• **Task description**: Please extract every line of the records below that contains the string "page".

--- Information shown ---

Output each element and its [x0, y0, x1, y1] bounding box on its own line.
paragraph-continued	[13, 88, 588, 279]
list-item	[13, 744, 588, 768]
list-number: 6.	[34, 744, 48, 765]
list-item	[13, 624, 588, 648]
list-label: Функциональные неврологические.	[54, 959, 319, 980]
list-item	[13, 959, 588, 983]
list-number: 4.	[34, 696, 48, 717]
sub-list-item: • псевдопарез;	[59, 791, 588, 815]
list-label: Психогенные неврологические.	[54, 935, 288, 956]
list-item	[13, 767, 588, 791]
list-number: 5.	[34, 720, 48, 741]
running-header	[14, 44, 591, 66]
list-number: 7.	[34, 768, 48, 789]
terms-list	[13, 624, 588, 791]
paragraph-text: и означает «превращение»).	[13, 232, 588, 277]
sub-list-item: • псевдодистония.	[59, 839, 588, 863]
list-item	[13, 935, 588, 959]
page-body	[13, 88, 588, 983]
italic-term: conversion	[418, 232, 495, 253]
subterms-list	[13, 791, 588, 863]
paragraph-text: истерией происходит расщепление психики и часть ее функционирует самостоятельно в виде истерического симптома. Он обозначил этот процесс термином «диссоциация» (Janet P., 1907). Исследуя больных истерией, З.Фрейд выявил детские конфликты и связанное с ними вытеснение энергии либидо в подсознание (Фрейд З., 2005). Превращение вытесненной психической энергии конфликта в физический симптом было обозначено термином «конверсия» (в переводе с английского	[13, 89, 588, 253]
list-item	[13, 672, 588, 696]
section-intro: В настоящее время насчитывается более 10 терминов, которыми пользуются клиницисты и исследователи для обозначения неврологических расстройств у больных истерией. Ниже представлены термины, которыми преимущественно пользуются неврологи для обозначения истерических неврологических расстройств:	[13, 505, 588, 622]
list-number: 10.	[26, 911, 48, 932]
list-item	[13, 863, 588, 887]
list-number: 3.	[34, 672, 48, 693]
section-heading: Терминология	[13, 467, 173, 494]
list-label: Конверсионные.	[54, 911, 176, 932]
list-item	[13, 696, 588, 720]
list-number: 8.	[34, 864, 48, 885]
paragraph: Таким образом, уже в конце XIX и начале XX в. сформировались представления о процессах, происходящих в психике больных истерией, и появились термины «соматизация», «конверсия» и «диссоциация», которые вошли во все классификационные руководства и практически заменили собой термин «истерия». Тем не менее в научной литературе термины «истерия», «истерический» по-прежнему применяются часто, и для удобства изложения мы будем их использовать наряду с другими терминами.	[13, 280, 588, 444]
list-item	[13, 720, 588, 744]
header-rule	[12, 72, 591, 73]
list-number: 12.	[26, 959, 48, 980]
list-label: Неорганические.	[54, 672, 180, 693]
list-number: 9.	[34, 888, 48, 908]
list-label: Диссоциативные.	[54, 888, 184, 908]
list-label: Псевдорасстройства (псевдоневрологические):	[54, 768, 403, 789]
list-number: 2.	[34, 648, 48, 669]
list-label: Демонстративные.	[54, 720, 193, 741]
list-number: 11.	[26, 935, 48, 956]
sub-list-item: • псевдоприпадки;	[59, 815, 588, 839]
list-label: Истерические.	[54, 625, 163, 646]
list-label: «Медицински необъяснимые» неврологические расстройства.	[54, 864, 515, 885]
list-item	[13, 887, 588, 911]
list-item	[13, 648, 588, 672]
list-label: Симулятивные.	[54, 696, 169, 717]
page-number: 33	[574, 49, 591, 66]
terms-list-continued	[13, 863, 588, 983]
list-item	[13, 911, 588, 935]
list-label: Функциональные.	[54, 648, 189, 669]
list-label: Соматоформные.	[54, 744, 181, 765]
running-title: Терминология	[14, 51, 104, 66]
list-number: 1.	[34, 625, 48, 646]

---

• **The result**:
page-body	[13, 88, 588, 983]
page-number: 33	[574, 49, 591, 66]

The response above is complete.